WHAT YOU HAVE TO DO
Please write out the material below exactly as given.

INFORMATION PROVIDED
━━━━━━━━━━━━━━━━━━━━

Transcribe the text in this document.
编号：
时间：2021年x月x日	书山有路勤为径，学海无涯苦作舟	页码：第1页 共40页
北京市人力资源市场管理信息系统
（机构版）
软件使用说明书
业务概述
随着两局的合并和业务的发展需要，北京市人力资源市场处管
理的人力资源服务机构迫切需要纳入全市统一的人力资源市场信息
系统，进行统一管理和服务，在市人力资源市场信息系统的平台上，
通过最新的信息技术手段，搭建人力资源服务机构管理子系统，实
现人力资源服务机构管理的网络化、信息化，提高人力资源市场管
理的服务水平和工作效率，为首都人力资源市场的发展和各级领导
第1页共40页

━━━━━━━━━━━━━━━━━━━━

WRITTEN ANSWER
Transcribe the text in this document.
编号：
时间：2021年x月x日	书山有路勤为径，学海无涯苦作舟	页码：第1页 共40页
北京市人力资源市场管理信息系统
（机构版）
软件使用说明书
业务概述
随着两局的合并和业务的发展需要，北京市人力资源市场处管
理的人力资源服务机构迫切需要纳入全市统一的人力资源市场信息
系统，进行统一管理和服务，在市人力资源市场信息系统的平台上，
通过最新的信息技术手段，搭建人力资源服务机构管理子系统，实
现人力资源服务机构管理的网络化、信息化，提高人力资源市场管
理的服务水平和工作效率，为首都人力资源市场的发展和各级领导
第1页共40页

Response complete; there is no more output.